◆ **INSTRUCTION**: Pick out each line containing the string "trash".

◆ **MATERIAL FOR THIS TASK**:
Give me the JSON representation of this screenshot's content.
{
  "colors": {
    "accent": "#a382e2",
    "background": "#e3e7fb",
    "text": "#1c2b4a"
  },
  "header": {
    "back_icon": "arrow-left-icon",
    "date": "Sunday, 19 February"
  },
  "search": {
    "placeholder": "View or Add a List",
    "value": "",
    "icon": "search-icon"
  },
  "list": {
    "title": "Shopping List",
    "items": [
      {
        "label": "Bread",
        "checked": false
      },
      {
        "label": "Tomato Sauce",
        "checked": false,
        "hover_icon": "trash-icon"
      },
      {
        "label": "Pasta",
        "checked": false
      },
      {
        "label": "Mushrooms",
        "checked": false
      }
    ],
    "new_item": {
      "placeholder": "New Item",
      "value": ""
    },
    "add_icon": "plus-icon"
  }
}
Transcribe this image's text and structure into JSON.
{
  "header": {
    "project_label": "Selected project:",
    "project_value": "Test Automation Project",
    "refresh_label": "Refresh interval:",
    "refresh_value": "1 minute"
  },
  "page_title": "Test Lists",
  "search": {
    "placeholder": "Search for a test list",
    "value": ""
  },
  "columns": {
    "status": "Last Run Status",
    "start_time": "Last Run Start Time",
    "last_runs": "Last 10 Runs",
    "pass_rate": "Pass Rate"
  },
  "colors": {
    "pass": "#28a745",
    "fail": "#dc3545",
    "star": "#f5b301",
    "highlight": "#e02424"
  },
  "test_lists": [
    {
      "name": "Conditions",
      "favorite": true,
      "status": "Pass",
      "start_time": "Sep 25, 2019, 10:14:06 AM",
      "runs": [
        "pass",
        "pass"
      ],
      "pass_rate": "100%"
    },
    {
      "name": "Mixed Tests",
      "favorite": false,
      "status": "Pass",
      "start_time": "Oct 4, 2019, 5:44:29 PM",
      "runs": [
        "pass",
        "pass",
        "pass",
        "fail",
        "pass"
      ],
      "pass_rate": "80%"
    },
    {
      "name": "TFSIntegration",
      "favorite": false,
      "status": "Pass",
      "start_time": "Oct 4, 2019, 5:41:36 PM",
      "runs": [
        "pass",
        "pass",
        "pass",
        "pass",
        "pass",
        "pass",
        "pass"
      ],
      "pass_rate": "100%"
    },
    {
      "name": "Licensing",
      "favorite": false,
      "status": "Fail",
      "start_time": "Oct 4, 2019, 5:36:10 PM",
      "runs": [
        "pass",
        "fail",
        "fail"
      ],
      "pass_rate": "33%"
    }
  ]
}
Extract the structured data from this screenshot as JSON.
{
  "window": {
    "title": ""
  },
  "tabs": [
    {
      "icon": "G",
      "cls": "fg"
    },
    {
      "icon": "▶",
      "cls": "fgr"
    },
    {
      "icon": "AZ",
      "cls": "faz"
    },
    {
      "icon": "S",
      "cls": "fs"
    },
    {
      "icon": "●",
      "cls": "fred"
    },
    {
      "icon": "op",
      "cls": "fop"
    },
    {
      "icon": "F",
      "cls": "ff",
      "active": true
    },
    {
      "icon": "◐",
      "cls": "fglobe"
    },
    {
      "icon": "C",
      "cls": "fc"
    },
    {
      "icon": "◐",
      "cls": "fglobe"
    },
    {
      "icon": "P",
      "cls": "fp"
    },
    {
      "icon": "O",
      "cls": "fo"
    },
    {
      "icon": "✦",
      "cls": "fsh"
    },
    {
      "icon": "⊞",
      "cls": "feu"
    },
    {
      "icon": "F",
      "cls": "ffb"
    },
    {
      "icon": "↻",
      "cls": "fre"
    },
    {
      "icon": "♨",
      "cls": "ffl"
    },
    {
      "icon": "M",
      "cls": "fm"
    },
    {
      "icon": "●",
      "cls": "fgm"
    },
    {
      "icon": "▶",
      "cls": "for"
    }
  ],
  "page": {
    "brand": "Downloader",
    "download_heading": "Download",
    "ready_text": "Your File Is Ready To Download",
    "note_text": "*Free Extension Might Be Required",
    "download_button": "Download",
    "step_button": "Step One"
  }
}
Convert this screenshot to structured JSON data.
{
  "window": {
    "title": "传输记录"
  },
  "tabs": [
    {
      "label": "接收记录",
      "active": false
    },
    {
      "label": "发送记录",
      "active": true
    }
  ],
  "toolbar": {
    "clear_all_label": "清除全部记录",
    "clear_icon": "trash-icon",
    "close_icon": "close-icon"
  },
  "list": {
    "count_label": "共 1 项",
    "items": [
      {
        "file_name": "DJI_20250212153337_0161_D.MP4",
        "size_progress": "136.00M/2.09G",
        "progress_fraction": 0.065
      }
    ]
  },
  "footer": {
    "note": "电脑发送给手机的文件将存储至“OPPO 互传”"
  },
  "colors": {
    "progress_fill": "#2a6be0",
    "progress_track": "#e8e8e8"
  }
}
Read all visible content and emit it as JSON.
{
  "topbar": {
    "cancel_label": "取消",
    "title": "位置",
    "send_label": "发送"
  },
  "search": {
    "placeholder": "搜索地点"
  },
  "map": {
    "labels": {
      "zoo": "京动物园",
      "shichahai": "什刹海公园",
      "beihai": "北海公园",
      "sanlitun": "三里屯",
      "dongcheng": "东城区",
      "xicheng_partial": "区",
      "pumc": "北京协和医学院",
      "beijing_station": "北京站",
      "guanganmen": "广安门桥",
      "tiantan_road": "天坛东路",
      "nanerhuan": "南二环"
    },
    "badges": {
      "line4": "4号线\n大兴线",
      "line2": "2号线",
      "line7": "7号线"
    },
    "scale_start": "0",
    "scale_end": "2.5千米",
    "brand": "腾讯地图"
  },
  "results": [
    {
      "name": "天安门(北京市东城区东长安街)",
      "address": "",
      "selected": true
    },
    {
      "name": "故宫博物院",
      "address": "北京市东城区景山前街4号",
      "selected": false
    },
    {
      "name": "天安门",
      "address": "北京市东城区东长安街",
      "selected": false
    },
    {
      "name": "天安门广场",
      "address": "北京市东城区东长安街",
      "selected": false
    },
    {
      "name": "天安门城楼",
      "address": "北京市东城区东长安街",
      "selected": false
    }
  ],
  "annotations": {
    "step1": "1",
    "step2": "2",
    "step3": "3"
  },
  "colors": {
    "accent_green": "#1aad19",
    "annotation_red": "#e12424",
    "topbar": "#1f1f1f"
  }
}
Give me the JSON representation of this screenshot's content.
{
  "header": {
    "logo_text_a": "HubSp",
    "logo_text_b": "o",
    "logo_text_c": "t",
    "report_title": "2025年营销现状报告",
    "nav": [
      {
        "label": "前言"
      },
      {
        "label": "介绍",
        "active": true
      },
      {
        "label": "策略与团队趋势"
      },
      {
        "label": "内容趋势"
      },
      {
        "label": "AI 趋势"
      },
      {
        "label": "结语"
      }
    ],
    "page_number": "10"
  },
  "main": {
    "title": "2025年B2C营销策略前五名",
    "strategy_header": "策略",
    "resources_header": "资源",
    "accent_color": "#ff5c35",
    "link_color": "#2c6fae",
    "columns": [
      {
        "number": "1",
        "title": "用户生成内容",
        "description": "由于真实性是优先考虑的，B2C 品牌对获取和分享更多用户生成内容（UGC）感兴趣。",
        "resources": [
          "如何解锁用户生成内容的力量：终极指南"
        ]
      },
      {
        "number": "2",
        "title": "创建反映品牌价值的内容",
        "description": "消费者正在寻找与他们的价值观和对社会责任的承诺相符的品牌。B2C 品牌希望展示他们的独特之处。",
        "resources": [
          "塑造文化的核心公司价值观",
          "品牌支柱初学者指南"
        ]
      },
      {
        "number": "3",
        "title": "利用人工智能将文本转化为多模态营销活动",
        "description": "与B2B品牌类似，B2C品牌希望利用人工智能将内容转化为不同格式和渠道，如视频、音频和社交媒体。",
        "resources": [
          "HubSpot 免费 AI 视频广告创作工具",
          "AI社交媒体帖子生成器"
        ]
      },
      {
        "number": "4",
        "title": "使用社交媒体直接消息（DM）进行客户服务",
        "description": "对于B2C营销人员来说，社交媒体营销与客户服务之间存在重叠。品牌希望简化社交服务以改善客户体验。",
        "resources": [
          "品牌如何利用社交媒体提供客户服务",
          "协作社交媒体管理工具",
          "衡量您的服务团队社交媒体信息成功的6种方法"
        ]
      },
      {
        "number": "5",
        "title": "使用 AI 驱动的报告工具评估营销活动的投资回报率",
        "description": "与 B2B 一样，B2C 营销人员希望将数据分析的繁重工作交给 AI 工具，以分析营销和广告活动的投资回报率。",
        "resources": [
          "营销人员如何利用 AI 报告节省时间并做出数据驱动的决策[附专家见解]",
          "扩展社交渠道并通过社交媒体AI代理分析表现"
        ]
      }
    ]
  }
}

◆ **TASK RESULT**:
        "hover_icon": "trash-icon"
    "clear_icon": "trash-icon",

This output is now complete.